> [Supplied data]:
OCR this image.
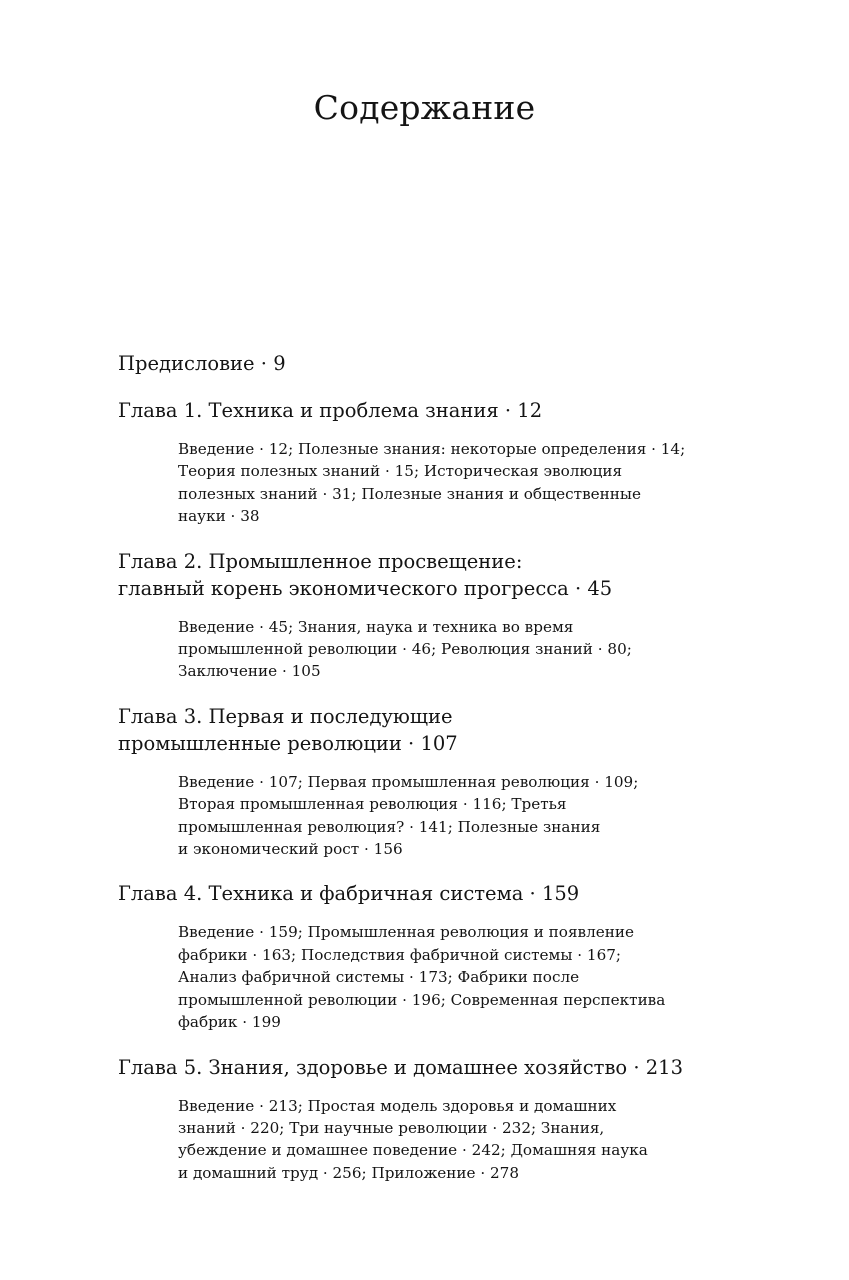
Содержание

Предисловие · 9

Глава 1. Техника и проблема знания · 12

Введение · 12; Полезные знания: некоторые определения · 14;
Теория полезных знаний · 15; Историческая эволюция
полезных знаний · 31; Полезные знания и общественные
науки · 38

Глава 2. Промышленное просвещение:
главный корень экономического прогресса · 45

Введение · 45; Знания, наука и техника во время
промышленной революции · 46; Революция знаний · 80;
Заключение · 105

Глава 3. Первая и последующие
промышленные революции · 107

Введение · 107; Первая промышленная революция · 109;
Вторая промышленная революция · 116; Третья
промышленная революция? · 141; Полезные знания
и экономический рост · 156

Глава 4. Техника и фабричная система · 159

Введение · 159; Промышленная революция и появление
фабрики · 163; Последствия фабричной системы · 167;
Анализ фабричной системы · 173; Фабрики после
промышленной революции · 196; Современная перспектива
фабрик · 199

Глава 5. Знания, здоровье и домашнее хозяйство · 213

Введение · 213; Простая модель здоровья и домашних
знаний · 220; Три научные революции · 232; Знания,
убеждение и домашнее поведение · 242; Домашняя наука
и домашний труд · 256; Приложение · 278
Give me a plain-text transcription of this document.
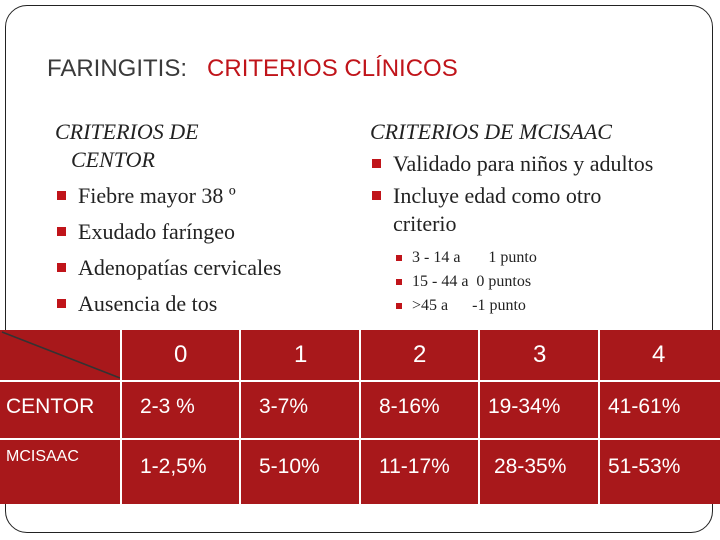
FARINGITIS: CRITERIOS CLÍNICOS
CRITERIOS DE
CENTOR
Fiebre mayor 38 º
Exudado faríngeo
Adenopatías cervicales
Ausencia de tos
CRITERIOS DE MCISAAC
Validado para niños y adultos
Incluye edad como otro
criterio
3 - 14 a       1 punto
15 - 44 a  0 puntos
>45 a      -1 punto
0	1	2	3	4
CENTOR 2-3 %	3-7%	8-16% 19-34% 41-61%
MCISAAC	1-2,5% 5-10%	11-17% 28-35% 51-53%
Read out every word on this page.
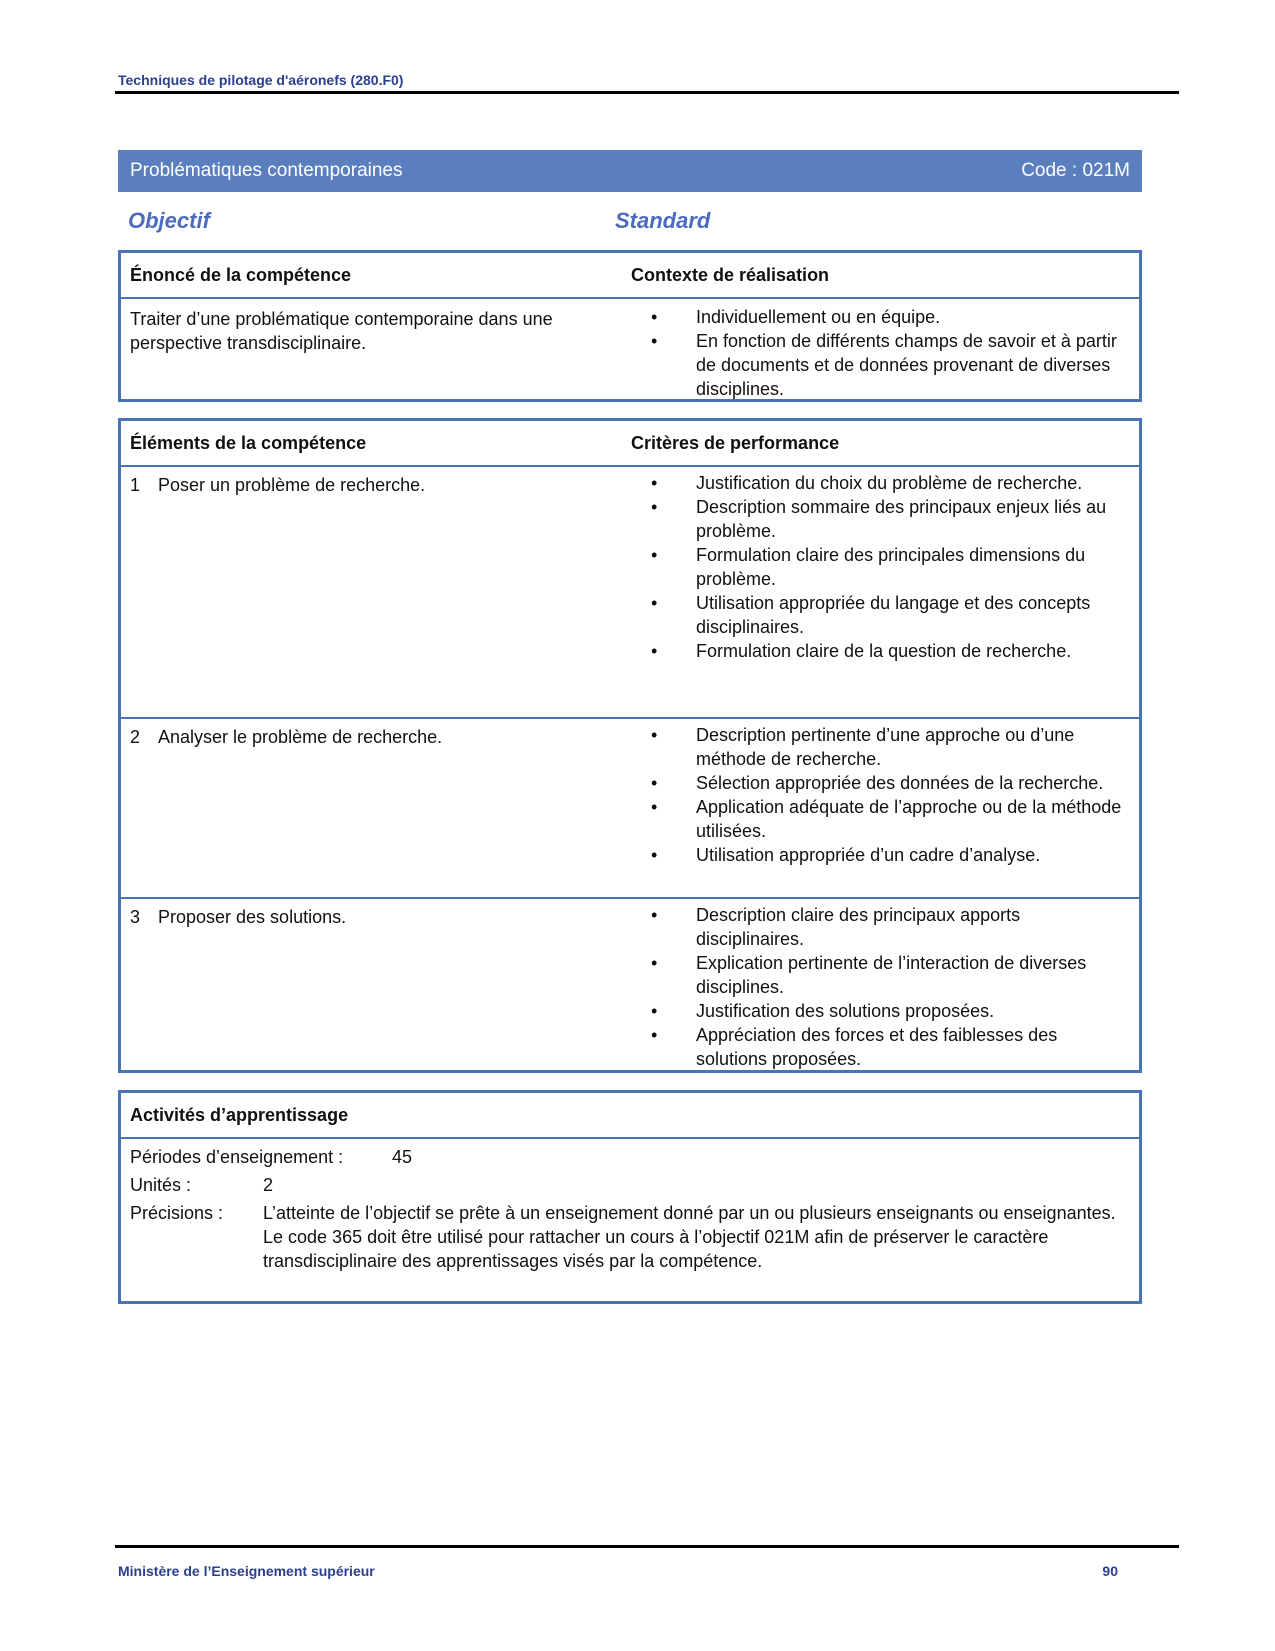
Techniques de pilotage d'aéronefs (280.F0)
Problématiques contemporaines	Code : 021M
Objectif	Standard
Énoncé de la compétence	Contexte de réalisation
Traiter d’une problématique contemporaine dans une perspective transdisciplinaire.
• Individuellement ou en équipe.
• En fonction de différents champs de savoir et à partir de documents et de données provenant de diverses disciplines.
Éléments de la compétence	Critères de performance
1 Poser un problème de recherche.	• Justification du choix du problème de recherche.
• Description sommaire des principaux enjeux liés au problème.
• Formulation claire des principales dimensions du problème.
• Utilisation appropriée du langage et des concepts disciplinaires.
• Formulation claire de la question de recherche.
2 Analyser le problème de recherche.	• Description pertinente d’une approche ou d’une méthode de recherche.
• Sélection appropriée des données de la recherche.
• Application adéquate de l’approche ou de la méthode utilisées.
• Utilisation appropriée d’un cadre d’analyse.
3 Proposer des solutions.	• Description claire des principaux apports disciplinaires.
• Explication pertinente de l’interaction de diverses disciplines.
• Justification des solutions proposées.
• Appréciation des forces et des faiblesses des solutions proposées.
Activités d’apprentissage
Périodes d’enseignement :	45
Unités :	2
Précisions :	L’atteinte de l’objectif se prête à un enseignement donné par un ou plusieurs enseignants ou enseignantes.
Le code 365 doit être utilisé pour rattacher un cours à l’objectif 021M afin de préserver le caractère transdisciplinaire des apprentissages visés par la compétence.
Ministère de l’Enseignement supérieur	90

> [Work to do]:
From the entries above, collect every line with the string "Введение" in it.

> [Solved problem]:
Введение · 12; Полезные знания: некоторые определения · 14;
Введение · 45; Знания, наука и техника во время
Введение · 107; Первая промышленная революция · 109;
Введение · 159; Промышленная революция и появление
Введение · 213; Простая модель здоровья и домашних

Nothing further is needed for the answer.